▶ Exercise description
Count every line where "class" occurs. Give the total alone.

* BEGIN Entries *

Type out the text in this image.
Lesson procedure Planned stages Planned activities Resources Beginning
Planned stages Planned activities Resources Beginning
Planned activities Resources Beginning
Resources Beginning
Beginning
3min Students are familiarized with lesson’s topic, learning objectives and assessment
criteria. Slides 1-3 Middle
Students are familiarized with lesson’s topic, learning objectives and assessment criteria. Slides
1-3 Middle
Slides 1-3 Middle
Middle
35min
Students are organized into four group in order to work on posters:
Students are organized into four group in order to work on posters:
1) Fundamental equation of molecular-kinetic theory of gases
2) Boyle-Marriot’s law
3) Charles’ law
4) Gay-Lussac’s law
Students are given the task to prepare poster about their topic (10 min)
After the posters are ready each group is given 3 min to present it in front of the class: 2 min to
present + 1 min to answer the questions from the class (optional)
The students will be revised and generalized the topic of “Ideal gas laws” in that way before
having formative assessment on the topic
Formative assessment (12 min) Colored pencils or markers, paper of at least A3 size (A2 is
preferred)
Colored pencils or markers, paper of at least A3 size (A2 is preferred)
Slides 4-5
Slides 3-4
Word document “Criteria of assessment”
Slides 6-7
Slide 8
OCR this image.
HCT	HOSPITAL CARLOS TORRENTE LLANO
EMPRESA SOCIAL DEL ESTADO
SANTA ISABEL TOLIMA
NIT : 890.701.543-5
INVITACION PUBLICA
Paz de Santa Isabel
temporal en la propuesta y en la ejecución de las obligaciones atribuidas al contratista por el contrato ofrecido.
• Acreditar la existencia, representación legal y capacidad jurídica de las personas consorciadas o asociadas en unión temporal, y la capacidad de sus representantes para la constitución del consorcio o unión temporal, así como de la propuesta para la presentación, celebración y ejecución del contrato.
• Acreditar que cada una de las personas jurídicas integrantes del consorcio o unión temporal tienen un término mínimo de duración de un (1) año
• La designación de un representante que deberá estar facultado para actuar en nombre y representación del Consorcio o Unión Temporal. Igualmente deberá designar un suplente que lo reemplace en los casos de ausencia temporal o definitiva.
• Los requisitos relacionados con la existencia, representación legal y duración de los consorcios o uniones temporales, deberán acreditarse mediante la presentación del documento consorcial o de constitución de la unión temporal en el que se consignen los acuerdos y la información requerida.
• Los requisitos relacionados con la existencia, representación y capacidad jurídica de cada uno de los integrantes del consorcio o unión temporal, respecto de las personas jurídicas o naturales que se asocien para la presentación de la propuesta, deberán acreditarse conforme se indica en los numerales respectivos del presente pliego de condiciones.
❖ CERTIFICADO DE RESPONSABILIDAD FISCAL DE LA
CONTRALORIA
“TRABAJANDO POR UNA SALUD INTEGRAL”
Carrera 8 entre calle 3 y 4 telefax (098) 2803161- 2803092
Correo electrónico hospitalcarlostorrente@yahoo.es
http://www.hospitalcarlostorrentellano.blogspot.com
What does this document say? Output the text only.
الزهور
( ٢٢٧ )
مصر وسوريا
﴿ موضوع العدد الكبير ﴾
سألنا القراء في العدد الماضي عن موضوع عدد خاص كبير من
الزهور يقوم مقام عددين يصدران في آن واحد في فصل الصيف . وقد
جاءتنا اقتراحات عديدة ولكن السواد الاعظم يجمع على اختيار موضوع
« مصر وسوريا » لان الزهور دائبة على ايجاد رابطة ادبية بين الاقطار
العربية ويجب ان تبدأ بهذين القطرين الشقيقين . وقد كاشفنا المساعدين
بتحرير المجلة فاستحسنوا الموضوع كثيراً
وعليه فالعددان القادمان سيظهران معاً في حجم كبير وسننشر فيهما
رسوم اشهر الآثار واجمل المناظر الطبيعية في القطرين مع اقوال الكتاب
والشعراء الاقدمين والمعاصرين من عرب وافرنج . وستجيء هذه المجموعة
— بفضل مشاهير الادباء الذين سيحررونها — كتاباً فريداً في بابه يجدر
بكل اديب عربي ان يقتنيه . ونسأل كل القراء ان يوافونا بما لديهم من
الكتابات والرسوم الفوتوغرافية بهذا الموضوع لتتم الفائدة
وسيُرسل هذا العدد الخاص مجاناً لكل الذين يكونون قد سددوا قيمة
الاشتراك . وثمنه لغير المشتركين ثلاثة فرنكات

* END Entries *

▶ Output for this exercise
2